Listed records:
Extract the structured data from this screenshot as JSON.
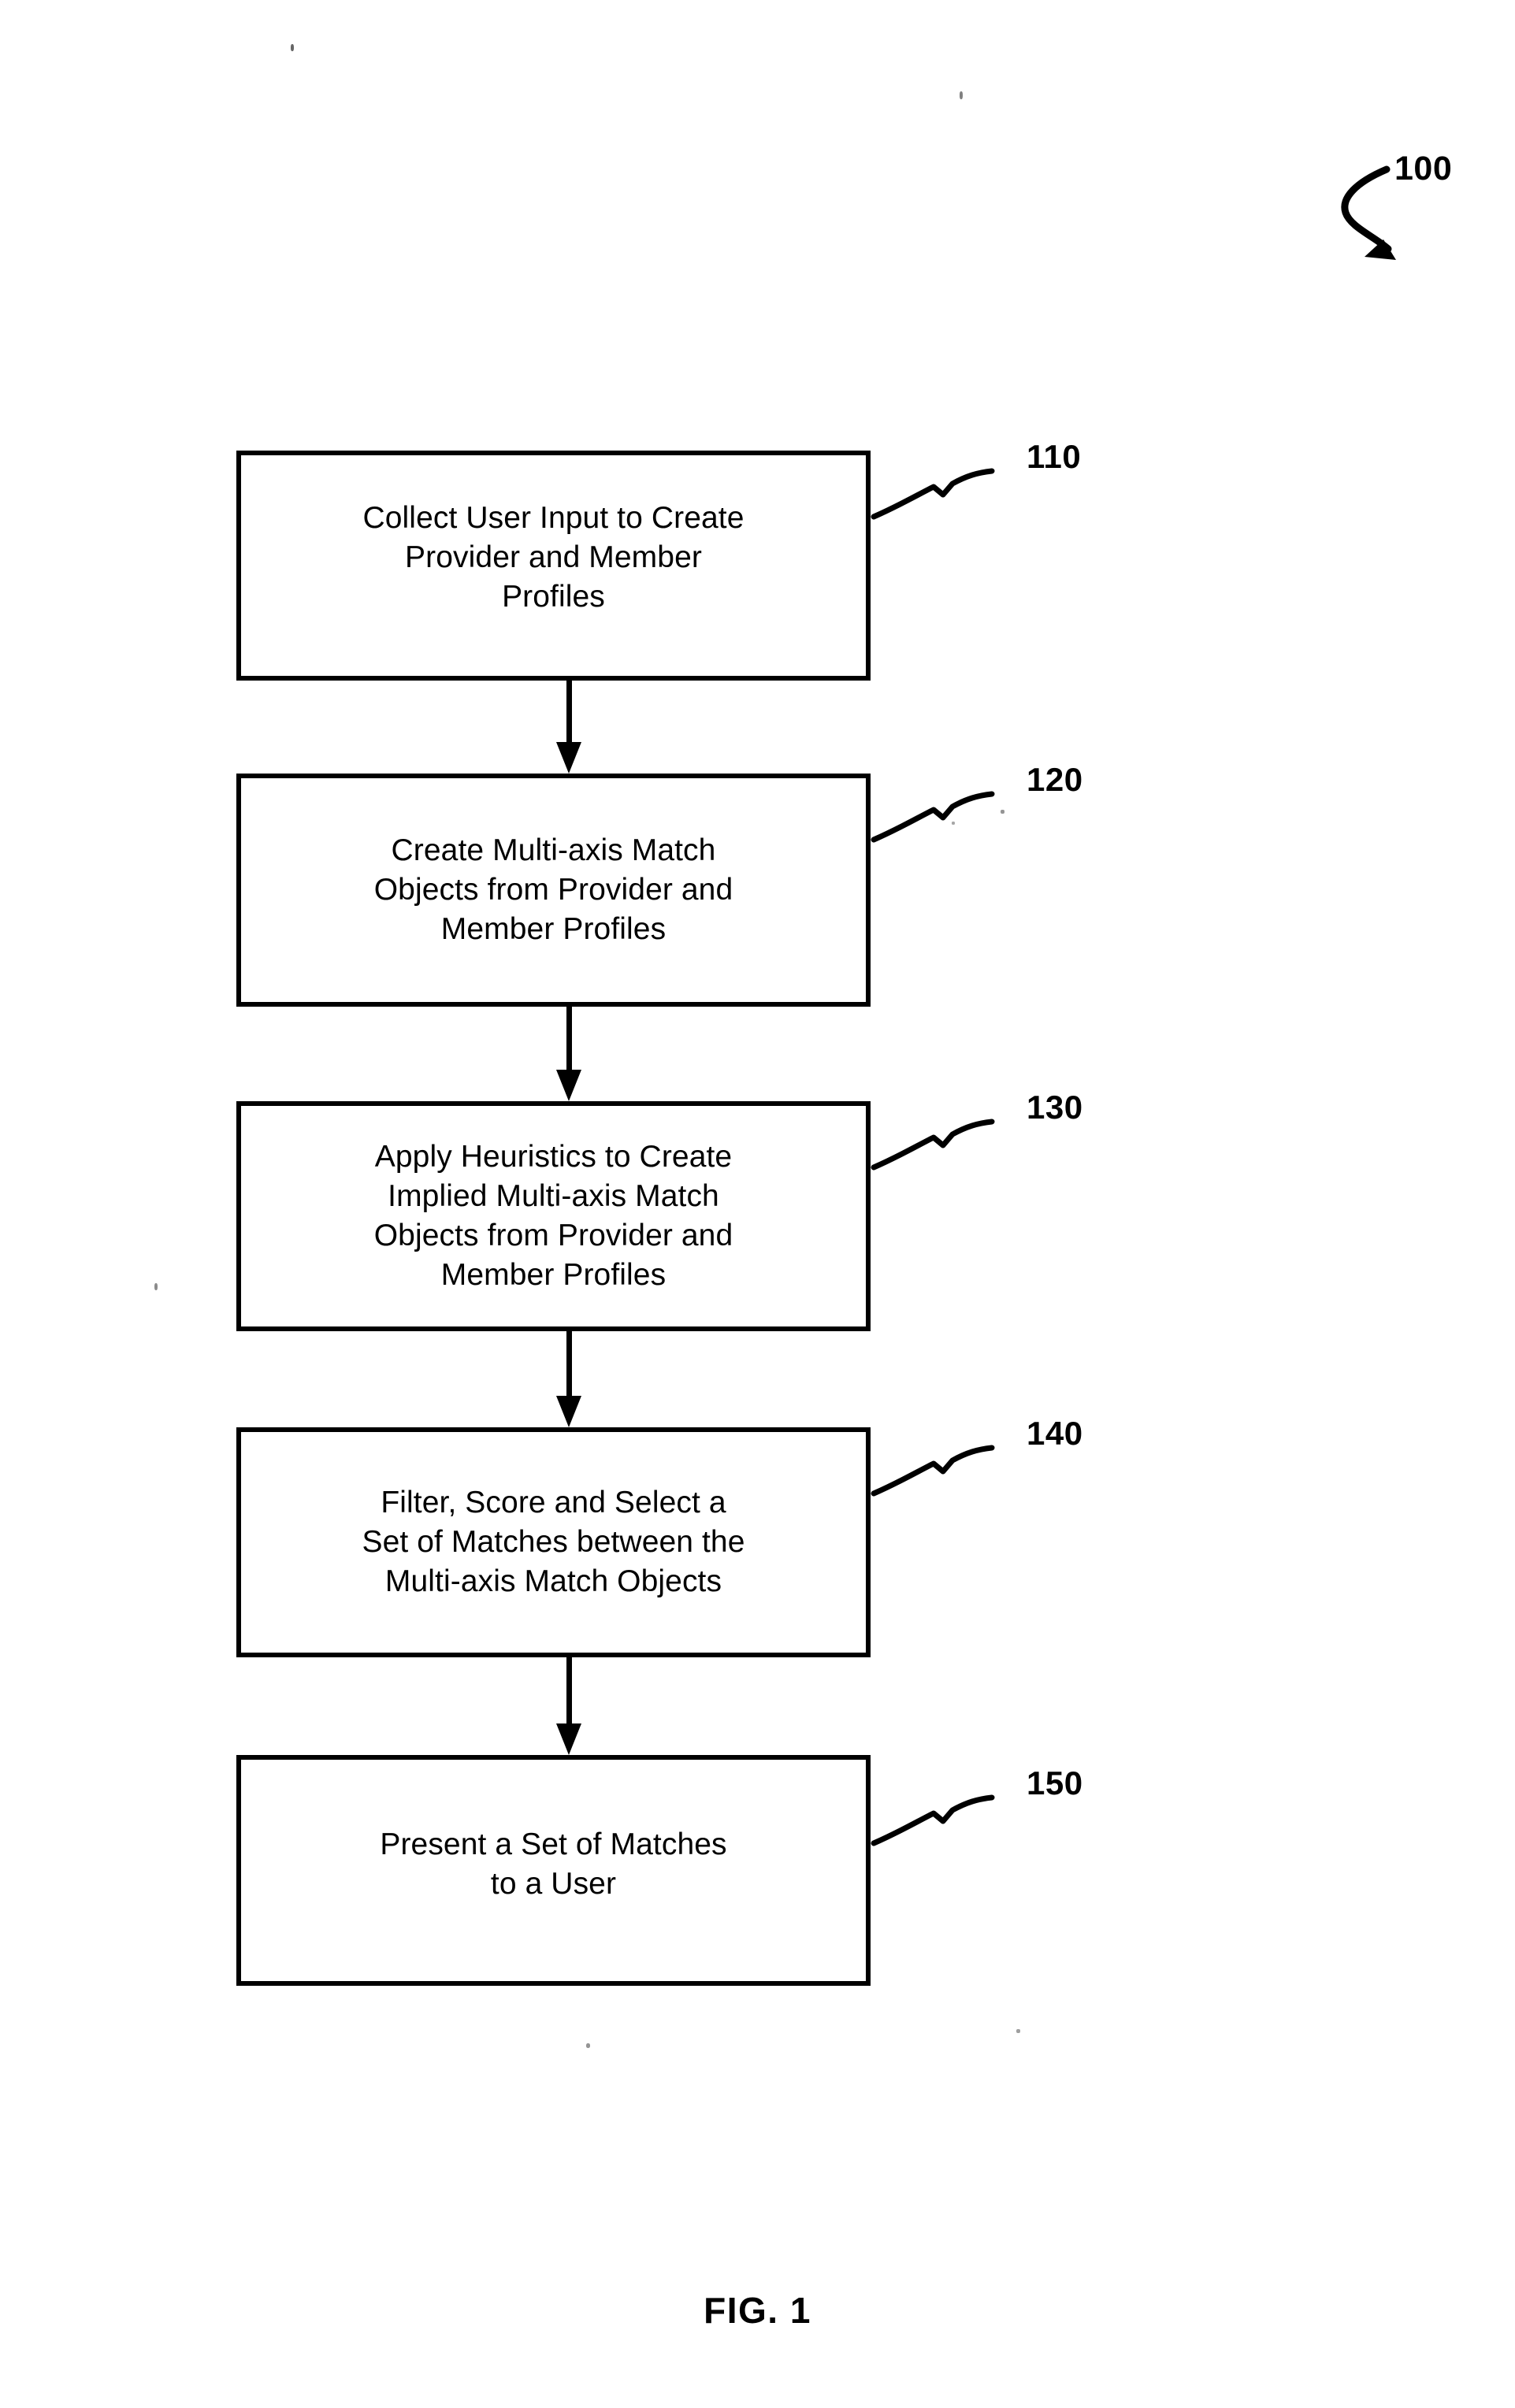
{
  "figure": {
    "caption": "FIG. 1",
    "overall_reference": "100"
  },
  "flowchart": {
    "type": "flowchart",
    "orientation": "vertical-top-to-bottom",
    "steps": [
      {
        "ref": "110",
        "label": "Collect User Input to Create\nProvider and Member\nProfiles"
      },
      {
        "ref": "120",
        "label": "Create Multi-axis Match\nObjects from Provider and\nMember Profiles"
      },
      {
        "ref": "130",
        "label": "Apply Heuristics to Create\nImplied Multi-axis Match\nObjects from Provider and\nMember Profiles"
      },
      {
        "ref": "140",
        "label": "Filter, Score and Select a\nSet of Matches between the\nMulti-axis Match Objects"
      },
      {
        "ref": "150",
        "label": "Present a Set of Matches\nto a User"
      }
    ],
    "connectors": [
      {
        "from": "110",
        "to": "120",
        "arrow": "down-arrow-icon"
      },
      {
        "from": "120",
        "to": "130",
        "arrow": "down-arrow-icon"
      },
      {
        "from": "130",
        "to": "140",
        "arrow": "down-arrow-icon"
      },
      {
        "from": "140",
        "to": "150",
        "arrow": "down-arrow-icon"
      }
    ]
  },
  "colors": {
    "ink": "#000000",
    "paper": "#ffffff"
  }
}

Problem requirements: Output the records above exactly as they are, leaving out the pictures.

Final result:
Extract the structured data from this screenshot as JSON.
{
  "figure": {
    "caption": "FIG. 1",
    "overall_reference": "100"
  },
  "flowchart": {
    "type": "flowchart",
    "orientation": "vertical-top-to-bottom",
    "steps": [
      {
        "ref": "110",
        "label": "Collect User Input to Create\nProvider and Member\nProfiles"
      },
      {
        "ref": "120",
        "label": "Create Multi-axis Match\nObjects from Provider and\nMember Profiles"
      },
      {
        "ref": "130",
        "label": "Apply Heuristics to Create\nImplied Multi-axis Match\nObjects from Provider and\nMember Profiles"
      },
      {
        "ref": "140",
        "label": "Filter, Score and Select a\nSet of Matches between the\nMulti-axis Match Objects"
      },
      {
        "ref": "150",
        "label": "Present a Set of Matches\nto a User"
      }
    ],
    "connectors": [
      {
        "from": "110",
        "to": "120",
        "arrow": "down-arrow-icon"
      },
      {
        "from": "120",
        "to": "130",
        "arrow": "down-arrow-icon"
      },
      {
        "from": "130",
        "to": "140",
        "arrow": "down-arrow-icon"
      },
      {
        "from": "140",
        "to": "150",
        "arrow": "down-arrow-icon"
      }
    ]
  },
  "colors": {
    "ink": "#000000",
    "paper": "#ffffff"
  }
}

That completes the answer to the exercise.